Provided data.
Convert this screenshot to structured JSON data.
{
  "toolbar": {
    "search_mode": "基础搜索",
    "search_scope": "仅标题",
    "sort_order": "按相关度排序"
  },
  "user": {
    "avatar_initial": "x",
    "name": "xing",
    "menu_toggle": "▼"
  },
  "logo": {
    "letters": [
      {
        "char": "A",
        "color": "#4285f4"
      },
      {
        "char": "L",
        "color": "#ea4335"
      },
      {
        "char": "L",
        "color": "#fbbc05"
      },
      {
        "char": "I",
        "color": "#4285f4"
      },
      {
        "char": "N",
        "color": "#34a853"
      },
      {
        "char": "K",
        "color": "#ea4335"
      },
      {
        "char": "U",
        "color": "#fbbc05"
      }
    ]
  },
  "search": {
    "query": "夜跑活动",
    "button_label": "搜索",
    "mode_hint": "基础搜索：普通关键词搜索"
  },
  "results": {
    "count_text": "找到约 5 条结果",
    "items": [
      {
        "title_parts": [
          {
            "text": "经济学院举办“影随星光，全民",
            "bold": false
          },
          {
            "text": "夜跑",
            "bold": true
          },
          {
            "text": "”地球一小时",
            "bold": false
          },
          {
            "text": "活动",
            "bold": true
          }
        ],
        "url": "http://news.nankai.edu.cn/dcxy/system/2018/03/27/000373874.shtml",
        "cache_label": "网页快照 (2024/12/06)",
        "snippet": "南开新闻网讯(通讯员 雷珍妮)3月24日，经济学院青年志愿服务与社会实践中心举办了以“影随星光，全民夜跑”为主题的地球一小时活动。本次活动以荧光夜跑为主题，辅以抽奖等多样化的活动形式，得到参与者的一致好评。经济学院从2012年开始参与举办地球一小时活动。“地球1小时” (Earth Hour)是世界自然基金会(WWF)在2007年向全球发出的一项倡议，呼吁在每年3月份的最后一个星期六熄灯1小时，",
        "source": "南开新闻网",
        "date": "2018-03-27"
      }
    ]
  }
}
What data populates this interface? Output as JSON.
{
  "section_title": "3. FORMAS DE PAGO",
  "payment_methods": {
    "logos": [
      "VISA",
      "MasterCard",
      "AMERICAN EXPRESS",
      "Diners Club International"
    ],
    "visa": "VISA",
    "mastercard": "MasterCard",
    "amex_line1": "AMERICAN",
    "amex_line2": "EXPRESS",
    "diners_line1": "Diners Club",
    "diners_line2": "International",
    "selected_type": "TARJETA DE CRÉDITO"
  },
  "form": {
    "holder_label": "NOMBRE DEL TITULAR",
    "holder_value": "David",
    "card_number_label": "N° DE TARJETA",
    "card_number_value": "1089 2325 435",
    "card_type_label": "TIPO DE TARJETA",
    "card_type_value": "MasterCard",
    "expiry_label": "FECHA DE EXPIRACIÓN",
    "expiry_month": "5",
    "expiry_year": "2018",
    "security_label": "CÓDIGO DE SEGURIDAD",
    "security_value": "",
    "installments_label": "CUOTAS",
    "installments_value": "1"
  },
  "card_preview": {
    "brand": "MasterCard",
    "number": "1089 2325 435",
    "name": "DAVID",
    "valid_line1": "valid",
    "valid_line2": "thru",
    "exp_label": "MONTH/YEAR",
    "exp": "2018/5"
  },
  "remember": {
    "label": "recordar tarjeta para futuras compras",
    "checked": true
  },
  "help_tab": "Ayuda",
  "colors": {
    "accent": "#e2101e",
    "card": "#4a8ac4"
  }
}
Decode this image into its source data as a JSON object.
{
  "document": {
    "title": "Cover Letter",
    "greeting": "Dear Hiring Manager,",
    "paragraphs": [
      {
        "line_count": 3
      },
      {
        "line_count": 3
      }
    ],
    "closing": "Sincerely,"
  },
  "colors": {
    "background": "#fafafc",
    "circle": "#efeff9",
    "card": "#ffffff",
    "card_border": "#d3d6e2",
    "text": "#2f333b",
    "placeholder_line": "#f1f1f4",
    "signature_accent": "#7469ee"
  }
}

Your task.
Take each line containing the string "AMERICAN" and copy it out.

Solved problem.
      "AMERICAN EXPRESS",
    "amex_line1": "AMERICAN",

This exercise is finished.